Return the lines below exactly, starting with the line that contains "OCR this image." and stopping after the last line.

━━━

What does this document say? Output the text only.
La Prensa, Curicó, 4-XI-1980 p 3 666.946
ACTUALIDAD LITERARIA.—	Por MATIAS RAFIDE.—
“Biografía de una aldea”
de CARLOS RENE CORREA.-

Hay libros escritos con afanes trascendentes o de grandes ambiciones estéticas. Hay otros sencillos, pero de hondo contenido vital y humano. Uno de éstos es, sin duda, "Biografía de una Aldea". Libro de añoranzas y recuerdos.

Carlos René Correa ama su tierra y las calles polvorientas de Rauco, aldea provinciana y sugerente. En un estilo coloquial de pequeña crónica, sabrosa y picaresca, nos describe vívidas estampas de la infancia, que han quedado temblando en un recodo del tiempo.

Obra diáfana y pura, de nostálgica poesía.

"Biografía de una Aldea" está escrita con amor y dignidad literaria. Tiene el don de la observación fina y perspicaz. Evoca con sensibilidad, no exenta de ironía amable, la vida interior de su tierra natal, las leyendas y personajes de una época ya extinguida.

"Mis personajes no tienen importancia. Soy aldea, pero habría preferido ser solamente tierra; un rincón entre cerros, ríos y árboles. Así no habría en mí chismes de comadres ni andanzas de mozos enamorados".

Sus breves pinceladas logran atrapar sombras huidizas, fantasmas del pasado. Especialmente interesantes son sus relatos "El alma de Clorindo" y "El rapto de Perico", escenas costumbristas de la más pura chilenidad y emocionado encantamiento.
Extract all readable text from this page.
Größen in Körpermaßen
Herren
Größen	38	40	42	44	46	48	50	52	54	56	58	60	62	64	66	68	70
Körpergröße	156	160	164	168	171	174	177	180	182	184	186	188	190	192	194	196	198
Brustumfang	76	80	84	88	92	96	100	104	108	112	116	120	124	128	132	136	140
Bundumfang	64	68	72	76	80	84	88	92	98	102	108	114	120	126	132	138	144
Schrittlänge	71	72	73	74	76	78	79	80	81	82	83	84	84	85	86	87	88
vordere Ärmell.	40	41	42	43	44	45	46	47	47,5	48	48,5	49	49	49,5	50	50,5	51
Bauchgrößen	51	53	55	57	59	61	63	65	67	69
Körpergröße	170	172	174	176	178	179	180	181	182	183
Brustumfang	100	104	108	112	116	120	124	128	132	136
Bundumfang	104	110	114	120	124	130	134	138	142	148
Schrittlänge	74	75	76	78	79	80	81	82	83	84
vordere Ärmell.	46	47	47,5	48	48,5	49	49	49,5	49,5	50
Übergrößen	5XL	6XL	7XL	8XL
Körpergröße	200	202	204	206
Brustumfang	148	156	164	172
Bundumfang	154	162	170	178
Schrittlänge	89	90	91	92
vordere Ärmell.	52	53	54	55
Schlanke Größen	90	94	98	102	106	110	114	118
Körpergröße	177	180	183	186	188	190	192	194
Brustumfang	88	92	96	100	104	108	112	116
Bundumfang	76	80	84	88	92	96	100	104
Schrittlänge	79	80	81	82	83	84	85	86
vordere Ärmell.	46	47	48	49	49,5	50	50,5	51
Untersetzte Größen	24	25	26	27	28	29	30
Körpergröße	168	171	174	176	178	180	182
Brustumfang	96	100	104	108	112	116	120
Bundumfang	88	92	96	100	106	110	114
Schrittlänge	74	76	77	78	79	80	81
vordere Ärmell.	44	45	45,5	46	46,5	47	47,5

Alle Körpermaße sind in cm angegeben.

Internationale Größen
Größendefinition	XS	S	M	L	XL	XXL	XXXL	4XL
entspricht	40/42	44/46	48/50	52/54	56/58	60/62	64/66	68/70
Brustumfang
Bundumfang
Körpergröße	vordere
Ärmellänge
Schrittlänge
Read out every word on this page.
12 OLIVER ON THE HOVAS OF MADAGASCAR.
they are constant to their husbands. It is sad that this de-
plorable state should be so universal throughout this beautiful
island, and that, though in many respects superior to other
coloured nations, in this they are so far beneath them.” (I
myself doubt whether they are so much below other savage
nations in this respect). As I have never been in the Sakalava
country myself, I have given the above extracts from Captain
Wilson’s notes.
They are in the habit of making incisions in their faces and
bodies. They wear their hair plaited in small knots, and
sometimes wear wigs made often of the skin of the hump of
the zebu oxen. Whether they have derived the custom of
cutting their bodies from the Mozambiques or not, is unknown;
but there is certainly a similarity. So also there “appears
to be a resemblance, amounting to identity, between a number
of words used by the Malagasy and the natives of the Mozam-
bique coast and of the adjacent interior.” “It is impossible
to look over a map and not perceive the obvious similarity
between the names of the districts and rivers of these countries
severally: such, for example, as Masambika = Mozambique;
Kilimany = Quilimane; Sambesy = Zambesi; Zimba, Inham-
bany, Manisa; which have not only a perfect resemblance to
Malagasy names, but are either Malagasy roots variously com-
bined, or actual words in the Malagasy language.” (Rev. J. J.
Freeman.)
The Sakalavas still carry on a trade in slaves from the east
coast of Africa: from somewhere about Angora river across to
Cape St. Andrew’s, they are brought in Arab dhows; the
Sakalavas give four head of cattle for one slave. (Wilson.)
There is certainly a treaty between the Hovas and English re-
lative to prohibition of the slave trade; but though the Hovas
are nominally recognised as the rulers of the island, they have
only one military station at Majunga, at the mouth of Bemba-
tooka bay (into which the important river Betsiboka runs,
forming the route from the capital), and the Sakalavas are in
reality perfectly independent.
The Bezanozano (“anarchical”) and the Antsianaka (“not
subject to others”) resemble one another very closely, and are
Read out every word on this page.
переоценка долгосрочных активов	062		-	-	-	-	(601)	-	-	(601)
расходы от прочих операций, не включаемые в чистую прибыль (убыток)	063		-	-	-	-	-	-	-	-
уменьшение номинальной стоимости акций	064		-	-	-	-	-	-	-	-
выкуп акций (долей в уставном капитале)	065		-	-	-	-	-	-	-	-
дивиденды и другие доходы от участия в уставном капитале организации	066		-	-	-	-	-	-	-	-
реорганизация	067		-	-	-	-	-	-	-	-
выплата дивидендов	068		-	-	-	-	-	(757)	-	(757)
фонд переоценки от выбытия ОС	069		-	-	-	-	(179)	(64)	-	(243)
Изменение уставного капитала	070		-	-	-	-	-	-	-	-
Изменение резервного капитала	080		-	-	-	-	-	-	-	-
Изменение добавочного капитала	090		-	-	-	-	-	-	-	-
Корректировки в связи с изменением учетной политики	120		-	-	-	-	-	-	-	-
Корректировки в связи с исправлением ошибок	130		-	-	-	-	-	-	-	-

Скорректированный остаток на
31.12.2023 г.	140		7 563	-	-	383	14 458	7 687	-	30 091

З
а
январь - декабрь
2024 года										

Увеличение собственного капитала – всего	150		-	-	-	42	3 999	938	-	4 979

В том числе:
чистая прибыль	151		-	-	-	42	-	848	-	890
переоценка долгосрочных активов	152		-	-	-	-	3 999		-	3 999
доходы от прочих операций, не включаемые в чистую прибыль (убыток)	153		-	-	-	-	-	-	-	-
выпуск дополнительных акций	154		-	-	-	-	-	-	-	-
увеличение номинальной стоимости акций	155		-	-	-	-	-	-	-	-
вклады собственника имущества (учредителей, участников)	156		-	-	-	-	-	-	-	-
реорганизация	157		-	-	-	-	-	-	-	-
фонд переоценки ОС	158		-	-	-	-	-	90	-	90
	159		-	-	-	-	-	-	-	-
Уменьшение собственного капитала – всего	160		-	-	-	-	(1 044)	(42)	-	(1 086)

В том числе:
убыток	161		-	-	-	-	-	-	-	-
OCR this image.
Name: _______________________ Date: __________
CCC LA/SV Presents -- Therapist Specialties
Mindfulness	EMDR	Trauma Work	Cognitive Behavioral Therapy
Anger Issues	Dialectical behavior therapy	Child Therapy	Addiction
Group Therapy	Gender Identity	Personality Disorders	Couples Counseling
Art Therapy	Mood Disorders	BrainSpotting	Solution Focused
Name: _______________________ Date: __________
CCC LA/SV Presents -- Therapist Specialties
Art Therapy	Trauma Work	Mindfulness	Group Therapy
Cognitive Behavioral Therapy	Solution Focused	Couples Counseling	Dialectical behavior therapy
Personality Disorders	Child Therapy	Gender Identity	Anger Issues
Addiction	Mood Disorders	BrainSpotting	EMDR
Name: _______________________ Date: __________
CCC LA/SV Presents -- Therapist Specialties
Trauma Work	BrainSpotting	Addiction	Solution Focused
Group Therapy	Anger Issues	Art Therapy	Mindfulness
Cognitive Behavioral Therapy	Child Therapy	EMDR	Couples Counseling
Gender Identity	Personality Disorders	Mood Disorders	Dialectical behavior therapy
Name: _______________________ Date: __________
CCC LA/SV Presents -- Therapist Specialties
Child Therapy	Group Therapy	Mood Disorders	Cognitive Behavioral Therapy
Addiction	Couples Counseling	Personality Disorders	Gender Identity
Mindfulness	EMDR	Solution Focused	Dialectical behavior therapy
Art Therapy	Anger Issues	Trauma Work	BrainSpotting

━━━

__FULL RESPONSE__
OCR this image.
Name: _______________________ Date: __________
CCC LA/SV Presents -- Therapist Specialties
Mindfulness	EMDR	Trauma Work	Cognitive Behavioral Therapy
Anger Issues	Dialectical behavior therapy	Child Therapy	Addiction
Group Therapy	Gender Identity	Personality Disorders	Couples Counseling
Art Therapy	Mood Disorders	BrainSpotting	Solution Focused
Name: _______________________ Date: __________
CCC LA/SV Presents -- Therapist Specialties
Art Therapy	Trauma Work	Mindfulness	Group Therapy
Cognitive Behavioral Therapy	Solution Focused	Couples Counseling	Dialectical behavior therapy
Personality Disorders	Child Therapy	Gender Identity	Anger Issues
Addiction	Mood Disorders	BrainSpotting	EMDR
Name: _______________________ Date: __________
CCC LA/SV Presents -- Therapist Specialties
Trauma Work	BrainSpotting	Addiction	Solution Focused
Group Therapy	Anger Issues	Art Therapy	Mindfulness
Cognitive Behavioral Therapy	Child Therapy	EMDR	Couples Counseling
Gender Identity	Personality Disorders	Mood Disorders	Dialectical behavior therapy
Name: _______________________ Date: __________
CCC LA/SV Presents -- Therapist Specialties
Child Therapy	Group Therapy	Mood Disorders	Cognitive Behavioral Therapy
Addiction	Couples Counseling	Personality Disorders	Gender Identity
Mindfulness	EMDR	Solution Focused	Dialectical behavior therapy
Art Therapy	Anger Issues	Trauma Work	BrainSpotting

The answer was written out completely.